WHAT TO PRODUCE: How many lines in the listing below include the word "message"? Reply with the count alone.

RECORDS SHOWN:
------------------------------

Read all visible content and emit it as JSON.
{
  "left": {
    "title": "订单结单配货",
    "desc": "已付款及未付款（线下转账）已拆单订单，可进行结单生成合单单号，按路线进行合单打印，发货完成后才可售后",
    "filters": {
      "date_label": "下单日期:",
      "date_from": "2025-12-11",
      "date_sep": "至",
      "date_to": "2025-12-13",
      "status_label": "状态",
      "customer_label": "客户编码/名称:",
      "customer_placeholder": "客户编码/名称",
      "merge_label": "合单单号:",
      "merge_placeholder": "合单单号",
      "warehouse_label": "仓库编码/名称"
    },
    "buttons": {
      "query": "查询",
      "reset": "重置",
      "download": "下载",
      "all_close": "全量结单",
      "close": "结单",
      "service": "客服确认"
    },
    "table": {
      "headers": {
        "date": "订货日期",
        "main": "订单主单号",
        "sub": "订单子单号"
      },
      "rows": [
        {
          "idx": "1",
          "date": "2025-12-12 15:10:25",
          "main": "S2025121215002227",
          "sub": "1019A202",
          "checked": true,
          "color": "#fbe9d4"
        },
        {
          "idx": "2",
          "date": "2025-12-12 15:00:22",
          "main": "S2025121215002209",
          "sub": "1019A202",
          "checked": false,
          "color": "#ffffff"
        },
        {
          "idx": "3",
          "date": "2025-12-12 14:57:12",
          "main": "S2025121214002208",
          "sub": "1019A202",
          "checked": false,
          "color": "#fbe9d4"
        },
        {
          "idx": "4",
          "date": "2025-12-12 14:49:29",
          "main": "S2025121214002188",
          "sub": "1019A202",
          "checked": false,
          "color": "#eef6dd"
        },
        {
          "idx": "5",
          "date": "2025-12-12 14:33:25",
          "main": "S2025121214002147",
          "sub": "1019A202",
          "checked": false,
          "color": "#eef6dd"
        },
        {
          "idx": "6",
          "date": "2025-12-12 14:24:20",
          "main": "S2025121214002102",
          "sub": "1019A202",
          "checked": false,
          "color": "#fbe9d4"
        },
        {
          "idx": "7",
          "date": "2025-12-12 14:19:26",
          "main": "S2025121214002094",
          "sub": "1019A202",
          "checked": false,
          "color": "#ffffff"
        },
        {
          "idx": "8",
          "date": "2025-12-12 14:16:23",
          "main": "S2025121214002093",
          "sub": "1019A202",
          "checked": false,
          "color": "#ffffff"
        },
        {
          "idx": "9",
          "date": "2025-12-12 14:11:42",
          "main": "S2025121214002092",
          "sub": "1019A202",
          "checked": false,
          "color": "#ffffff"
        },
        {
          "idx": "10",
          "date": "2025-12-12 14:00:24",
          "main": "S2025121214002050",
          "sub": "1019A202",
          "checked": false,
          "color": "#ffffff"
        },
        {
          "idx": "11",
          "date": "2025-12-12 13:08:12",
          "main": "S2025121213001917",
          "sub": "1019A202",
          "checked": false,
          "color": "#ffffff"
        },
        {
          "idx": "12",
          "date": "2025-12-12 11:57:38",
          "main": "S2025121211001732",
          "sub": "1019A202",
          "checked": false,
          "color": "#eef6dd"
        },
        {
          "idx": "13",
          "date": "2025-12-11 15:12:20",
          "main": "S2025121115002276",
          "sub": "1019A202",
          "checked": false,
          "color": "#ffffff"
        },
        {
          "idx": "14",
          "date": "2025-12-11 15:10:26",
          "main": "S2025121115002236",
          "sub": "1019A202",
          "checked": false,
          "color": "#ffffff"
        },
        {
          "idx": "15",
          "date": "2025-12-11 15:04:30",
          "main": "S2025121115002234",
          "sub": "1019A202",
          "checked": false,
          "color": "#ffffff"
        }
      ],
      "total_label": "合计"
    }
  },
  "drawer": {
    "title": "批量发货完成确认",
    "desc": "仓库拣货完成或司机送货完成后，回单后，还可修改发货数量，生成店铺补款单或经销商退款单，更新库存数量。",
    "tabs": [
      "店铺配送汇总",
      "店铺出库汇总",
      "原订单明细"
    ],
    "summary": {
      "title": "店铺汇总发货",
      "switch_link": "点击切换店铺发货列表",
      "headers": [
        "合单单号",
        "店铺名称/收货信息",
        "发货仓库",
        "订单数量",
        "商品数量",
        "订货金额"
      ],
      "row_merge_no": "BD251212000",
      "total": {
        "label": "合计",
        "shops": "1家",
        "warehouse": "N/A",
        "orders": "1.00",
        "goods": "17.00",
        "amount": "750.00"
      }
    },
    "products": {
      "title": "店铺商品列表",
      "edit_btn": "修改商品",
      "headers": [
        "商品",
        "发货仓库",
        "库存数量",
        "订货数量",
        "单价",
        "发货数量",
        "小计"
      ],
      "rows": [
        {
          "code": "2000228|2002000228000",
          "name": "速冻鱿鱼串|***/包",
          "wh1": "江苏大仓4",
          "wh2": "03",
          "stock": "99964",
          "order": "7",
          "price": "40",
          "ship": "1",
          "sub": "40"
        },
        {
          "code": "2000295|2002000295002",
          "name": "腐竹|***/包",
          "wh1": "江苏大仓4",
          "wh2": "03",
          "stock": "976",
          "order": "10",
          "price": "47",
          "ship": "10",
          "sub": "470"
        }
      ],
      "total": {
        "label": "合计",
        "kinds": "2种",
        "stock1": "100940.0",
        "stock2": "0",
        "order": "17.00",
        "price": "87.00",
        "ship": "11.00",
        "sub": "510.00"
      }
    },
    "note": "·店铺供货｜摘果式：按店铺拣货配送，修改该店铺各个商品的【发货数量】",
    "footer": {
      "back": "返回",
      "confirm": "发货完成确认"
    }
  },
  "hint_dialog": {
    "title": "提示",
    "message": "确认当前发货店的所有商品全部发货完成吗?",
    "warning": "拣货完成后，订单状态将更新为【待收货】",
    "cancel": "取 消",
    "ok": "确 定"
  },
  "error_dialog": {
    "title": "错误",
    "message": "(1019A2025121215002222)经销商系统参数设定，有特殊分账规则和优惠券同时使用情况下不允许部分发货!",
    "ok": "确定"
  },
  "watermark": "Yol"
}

------------------------------

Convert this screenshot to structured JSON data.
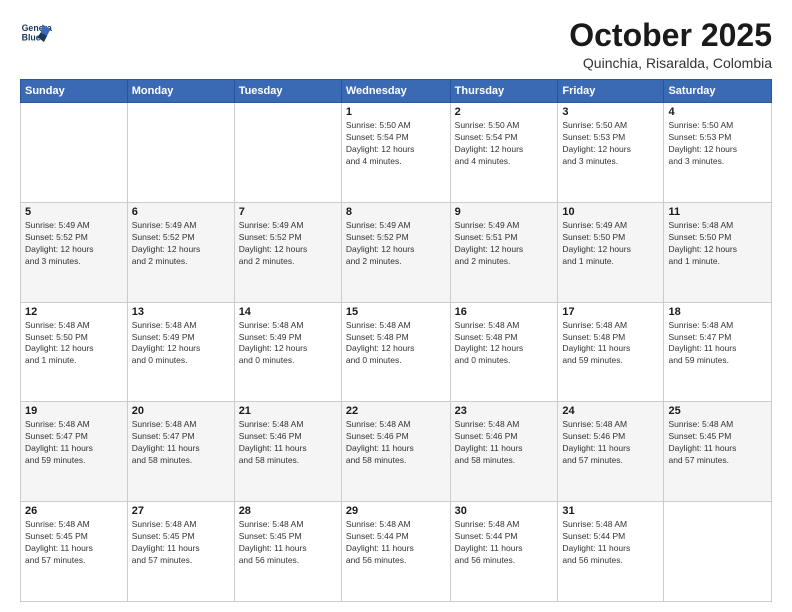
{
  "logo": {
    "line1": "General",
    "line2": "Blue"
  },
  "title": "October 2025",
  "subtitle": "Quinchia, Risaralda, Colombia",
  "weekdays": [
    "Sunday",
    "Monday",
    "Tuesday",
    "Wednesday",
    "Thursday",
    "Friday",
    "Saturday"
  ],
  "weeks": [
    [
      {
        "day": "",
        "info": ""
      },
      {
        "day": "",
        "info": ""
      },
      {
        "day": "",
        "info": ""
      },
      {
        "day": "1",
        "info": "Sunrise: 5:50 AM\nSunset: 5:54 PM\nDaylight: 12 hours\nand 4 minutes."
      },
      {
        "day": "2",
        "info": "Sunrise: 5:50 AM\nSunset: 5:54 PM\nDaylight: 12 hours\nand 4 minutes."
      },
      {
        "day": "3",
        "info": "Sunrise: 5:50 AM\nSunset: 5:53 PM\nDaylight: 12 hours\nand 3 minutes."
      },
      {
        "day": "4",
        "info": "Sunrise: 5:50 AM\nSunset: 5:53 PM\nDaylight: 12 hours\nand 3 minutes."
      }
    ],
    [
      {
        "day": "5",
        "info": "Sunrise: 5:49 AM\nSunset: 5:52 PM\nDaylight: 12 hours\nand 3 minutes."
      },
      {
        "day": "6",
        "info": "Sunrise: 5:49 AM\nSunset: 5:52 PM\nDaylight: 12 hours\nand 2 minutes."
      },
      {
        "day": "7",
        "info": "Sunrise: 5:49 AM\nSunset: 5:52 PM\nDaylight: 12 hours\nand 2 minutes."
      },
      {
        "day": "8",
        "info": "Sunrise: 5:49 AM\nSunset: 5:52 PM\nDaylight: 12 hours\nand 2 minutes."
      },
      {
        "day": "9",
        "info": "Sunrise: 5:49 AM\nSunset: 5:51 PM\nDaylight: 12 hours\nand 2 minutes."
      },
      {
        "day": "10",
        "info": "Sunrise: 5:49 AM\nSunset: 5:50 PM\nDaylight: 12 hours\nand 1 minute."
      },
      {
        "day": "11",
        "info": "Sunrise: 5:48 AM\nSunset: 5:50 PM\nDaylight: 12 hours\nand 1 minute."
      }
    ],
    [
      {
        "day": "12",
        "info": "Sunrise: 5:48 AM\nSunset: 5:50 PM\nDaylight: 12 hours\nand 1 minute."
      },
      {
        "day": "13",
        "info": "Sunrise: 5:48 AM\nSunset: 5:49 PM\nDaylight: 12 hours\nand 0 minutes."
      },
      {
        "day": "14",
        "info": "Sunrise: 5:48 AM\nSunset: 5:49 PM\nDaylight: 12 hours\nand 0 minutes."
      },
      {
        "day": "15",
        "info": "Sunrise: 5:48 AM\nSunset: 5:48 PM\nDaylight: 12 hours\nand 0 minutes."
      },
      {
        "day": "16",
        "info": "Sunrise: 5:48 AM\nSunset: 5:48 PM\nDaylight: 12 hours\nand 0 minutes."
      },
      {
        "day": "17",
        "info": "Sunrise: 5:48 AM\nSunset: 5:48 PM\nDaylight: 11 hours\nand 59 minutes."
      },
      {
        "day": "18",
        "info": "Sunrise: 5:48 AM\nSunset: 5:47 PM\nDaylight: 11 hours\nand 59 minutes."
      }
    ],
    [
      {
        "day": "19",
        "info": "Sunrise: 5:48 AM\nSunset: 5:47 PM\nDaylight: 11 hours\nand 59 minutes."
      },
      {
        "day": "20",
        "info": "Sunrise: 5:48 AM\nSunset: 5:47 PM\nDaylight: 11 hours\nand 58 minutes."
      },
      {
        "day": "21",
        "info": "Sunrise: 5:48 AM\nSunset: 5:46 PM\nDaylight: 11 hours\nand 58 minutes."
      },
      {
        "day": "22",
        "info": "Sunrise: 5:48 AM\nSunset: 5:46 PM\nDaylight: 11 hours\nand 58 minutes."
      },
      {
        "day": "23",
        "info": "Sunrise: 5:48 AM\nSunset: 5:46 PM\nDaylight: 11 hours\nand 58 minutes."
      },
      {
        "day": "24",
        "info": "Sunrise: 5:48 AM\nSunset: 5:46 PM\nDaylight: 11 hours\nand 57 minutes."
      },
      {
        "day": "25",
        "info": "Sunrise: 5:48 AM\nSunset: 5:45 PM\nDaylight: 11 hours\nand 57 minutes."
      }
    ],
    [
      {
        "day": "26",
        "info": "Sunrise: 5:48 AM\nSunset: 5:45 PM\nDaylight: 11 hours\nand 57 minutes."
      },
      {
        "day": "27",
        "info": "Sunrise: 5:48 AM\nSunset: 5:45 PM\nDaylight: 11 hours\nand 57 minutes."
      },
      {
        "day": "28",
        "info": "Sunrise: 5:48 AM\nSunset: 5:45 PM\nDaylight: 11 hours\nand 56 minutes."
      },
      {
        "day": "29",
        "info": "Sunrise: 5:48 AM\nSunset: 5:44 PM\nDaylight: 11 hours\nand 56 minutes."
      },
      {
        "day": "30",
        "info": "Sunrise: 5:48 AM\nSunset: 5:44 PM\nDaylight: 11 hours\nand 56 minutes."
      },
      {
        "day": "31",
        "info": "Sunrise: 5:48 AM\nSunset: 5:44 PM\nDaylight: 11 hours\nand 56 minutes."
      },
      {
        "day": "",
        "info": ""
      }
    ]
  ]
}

------------------------------

PROBLEM SOLUTION: 2